• Task goal: Write out the entries, please, from the line containing "Read out every word on this page." through their final line, exactly and with nothing else.

• Material:
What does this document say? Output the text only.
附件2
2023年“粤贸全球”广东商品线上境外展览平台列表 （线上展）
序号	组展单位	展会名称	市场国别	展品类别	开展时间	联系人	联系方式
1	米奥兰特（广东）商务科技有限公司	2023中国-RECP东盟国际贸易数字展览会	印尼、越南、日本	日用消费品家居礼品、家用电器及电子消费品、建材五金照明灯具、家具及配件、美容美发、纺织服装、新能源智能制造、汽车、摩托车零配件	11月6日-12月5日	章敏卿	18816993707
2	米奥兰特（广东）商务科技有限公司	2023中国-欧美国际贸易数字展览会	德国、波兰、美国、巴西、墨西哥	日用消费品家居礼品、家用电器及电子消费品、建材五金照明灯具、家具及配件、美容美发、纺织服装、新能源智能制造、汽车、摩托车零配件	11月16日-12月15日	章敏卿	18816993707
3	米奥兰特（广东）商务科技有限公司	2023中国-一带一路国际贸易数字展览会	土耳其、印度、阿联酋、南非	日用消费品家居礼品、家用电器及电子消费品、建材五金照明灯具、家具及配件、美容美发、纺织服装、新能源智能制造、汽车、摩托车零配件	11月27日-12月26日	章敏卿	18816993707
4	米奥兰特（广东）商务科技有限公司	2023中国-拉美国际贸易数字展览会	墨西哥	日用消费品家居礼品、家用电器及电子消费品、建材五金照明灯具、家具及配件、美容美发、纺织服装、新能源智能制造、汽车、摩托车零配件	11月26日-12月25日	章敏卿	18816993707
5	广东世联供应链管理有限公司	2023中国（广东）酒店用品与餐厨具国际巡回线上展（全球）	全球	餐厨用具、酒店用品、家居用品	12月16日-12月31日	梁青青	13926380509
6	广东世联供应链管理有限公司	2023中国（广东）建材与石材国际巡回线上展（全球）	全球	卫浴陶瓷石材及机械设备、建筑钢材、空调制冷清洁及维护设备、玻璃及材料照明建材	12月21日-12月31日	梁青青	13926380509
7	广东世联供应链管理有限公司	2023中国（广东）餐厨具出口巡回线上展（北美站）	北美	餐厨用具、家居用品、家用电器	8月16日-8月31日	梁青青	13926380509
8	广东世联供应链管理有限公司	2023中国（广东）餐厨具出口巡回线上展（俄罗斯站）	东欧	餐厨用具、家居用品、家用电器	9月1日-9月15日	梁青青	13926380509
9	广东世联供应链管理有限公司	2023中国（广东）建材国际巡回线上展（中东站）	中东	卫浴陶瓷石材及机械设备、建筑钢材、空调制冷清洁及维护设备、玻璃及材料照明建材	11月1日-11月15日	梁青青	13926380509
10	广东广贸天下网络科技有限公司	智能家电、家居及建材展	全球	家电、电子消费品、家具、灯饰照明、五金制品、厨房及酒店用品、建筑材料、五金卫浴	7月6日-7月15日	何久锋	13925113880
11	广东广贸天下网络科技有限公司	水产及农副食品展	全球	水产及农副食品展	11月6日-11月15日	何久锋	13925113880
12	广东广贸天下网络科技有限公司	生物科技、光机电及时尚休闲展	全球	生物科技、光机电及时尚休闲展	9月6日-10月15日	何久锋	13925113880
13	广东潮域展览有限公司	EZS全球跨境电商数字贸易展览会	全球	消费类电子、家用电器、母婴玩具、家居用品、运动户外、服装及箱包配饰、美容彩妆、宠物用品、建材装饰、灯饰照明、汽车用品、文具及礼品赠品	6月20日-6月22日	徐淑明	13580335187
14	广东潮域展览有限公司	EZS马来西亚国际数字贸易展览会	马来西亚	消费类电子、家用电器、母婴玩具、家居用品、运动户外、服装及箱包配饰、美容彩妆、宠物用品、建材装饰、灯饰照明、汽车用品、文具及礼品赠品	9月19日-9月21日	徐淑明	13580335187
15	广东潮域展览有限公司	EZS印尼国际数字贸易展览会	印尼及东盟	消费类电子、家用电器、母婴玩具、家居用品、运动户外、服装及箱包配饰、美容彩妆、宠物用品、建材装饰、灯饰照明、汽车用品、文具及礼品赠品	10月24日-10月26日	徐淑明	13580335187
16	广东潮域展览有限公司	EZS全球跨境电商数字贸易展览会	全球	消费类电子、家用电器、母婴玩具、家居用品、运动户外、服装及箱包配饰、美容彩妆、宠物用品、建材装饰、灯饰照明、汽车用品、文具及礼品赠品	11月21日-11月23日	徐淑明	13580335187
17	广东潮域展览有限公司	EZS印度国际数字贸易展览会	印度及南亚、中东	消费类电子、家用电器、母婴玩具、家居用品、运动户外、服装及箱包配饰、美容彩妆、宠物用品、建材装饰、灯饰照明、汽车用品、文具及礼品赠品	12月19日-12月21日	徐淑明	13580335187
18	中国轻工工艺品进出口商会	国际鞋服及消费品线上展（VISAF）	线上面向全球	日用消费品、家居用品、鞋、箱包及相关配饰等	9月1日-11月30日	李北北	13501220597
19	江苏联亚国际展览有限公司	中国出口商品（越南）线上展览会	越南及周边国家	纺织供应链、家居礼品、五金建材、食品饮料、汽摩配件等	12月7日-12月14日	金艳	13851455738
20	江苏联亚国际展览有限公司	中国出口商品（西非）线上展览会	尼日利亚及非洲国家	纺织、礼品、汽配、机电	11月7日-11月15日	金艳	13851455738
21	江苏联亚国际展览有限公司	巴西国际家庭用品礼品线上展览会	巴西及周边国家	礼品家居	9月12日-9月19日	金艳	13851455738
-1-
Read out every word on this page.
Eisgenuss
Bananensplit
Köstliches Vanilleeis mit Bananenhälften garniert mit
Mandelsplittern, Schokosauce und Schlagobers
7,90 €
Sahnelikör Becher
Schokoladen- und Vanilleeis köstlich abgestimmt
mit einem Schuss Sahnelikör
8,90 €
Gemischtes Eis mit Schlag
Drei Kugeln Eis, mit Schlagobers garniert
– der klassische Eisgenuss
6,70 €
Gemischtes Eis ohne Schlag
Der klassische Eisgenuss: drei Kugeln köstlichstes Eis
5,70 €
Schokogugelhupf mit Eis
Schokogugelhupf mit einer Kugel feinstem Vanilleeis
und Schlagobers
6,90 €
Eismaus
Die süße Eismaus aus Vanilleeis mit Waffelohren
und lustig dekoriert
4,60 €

• Reply to the exercise:
Read out every word on this page.
Eisgenuss
Bananensplit
Köstliches Vanilleeis mit Bananenhälften garniert mit
Mandelsplittern, Schokosauce und Schlagobers
7,90 €
Sahnelikör Becher
Schokoladen- und Vanilleeis köstlich abgestimmt
mit einem Schuss Sahnelikör
8,90 €
Gemischtes Eis mit Schlag
Drei Kugeln Eis, mit Schlagobers garniert
– der klassische Eisgenuss
6,70 €
Gemischtes Eis ohne Schlag
Der klassische Eisgenuss: drei Kugeln köstlichstes Eis
5,70 €
Schokogugelhupf mit Eis
Schokogugelhupf mit einer Kugel feinstem Vanilleeis
und Schlagobers
6,90 €
Eismaus
Die süße Eismaus aus Vanilleeis mit Waffelohren
und lustig dekoriert
4,60 €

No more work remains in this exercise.